[Collected data entries]
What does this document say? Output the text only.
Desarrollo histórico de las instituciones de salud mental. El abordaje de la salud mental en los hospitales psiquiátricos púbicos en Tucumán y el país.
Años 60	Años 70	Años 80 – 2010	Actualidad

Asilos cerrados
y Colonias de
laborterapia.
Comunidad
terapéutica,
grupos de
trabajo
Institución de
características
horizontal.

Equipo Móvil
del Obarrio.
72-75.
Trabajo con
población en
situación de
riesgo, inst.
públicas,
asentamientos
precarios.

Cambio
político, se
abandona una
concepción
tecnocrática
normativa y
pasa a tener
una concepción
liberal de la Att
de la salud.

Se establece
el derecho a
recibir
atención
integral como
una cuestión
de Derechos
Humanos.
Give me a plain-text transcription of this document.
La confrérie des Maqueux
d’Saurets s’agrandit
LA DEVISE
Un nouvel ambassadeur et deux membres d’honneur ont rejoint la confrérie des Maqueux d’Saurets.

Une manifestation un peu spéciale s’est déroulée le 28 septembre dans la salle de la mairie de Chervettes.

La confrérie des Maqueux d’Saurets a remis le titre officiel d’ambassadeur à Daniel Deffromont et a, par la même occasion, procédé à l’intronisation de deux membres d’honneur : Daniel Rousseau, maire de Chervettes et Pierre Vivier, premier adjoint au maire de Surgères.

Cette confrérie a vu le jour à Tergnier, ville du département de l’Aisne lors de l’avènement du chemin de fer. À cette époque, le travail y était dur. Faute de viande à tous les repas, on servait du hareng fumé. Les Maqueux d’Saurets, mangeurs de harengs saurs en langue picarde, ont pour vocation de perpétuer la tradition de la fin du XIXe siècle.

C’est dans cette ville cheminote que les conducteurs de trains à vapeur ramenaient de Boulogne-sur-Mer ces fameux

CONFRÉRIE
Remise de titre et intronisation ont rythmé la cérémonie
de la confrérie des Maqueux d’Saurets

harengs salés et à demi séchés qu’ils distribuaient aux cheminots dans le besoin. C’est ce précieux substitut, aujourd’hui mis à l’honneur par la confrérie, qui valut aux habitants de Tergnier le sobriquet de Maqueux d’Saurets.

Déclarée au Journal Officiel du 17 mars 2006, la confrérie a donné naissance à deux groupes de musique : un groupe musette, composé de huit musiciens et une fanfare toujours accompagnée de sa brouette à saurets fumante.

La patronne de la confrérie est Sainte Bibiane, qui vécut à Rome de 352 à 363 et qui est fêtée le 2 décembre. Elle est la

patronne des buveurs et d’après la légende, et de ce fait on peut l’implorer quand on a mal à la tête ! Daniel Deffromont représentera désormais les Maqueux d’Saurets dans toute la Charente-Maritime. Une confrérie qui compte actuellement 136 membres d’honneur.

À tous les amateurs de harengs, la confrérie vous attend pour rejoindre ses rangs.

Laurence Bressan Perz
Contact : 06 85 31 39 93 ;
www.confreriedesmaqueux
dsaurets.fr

Problem requirements:
Show all lines above holding "ville".

Response to the task:
Cette confrérie a vu le jour à Tergnier, ville du département de l’Aisne lors de l’avènement du chemin de fer. À cette époque, le travail y était dur. Faute de viande à tous les repas, on servait du hareng fumé. Les Maqueux d’Saurets, mangeurs de harengs saurs en langue picarde, ont pour vocation de perpétuer la tradition de la fin du XIXe siècle.
C’est dans cette ville cheminote que les conducteurs de trains à vapeur ramenaient de Boulogne-sur-Mer ces fameux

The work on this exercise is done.